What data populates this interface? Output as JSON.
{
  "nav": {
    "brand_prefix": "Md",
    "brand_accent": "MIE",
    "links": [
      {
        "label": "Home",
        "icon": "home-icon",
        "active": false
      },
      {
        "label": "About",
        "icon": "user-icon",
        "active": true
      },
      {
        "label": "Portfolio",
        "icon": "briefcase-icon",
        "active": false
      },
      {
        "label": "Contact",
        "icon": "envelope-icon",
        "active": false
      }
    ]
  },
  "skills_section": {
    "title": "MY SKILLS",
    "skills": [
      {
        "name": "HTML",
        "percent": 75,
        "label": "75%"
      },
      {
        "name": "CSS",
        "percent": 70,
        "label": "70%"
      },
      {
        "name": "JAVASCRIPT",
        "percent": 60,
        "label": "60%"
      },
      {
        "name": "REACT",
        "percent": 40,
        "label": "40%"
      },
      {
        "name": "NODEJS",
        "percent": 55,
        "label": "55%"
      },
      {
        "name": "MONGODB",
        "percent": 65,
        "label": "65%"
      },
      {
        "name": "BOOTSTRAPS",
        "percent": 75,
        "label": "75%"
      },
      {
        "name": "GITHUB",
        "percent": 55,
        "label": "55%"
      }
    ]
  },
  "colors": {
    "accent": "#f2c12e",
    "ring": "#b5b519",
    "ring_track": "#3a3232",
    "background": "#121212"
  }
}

#### Direction
Write the listing out again, exactly as it reads.

#### Complete output
What data populates this interface? Output as JSON.
{
  "nav": {
    "brand_prefix": "Md",
    "brand_accent": "MIE",
    "links": [
      {
        "label": "Home",
        "icon": "home-icon",
        "active": false
      },
      {
        "label": "About",
        "icon": "user-icon",
        "active": true
      },
      {
        "label": "Portfolio",
        "icon": "briefcase-icon",
        "active": false
      },
      {
        "label": "Contact",
        "icon": "envelope-icon",
        "active": false
      }
    ]
  },
  "skills_section": {
    "title": "MY SKILLS",
    "skills": [
      {
        "name": "HTML",
        "percent": 75,
        "label": "75%"
      },
      {
        "name": "CSS",
        "percent": 70,
        "label": "70%"
      },
      {
        "name": "JAVASCRIPT",
        "percent": 60,
        "label": "60%"
      },
      {
        "name": "REACT",
        "percent": 40,
        "label": "40%"
      },
      {
        "name": "NODEJS",
        "percent": 55,
        "label": "55%"
      },
      {
        "name": "MONGODB",
        "percent": 65,
        "label": "65%"
      },
      {
        "name": "BOOTSTRAPS",
        "percent": 75,
        "label": "75%"
      },
      {
        "name": "GITHUB",
        "percent": 55,
        "label": "55%"
      }
    ]
  },
  "colors": {
    "accent": "#f2c12e",
    "ring": "#b5b519",
    "ring_track": "#3a3232",
    "background": "#121212"
  }
}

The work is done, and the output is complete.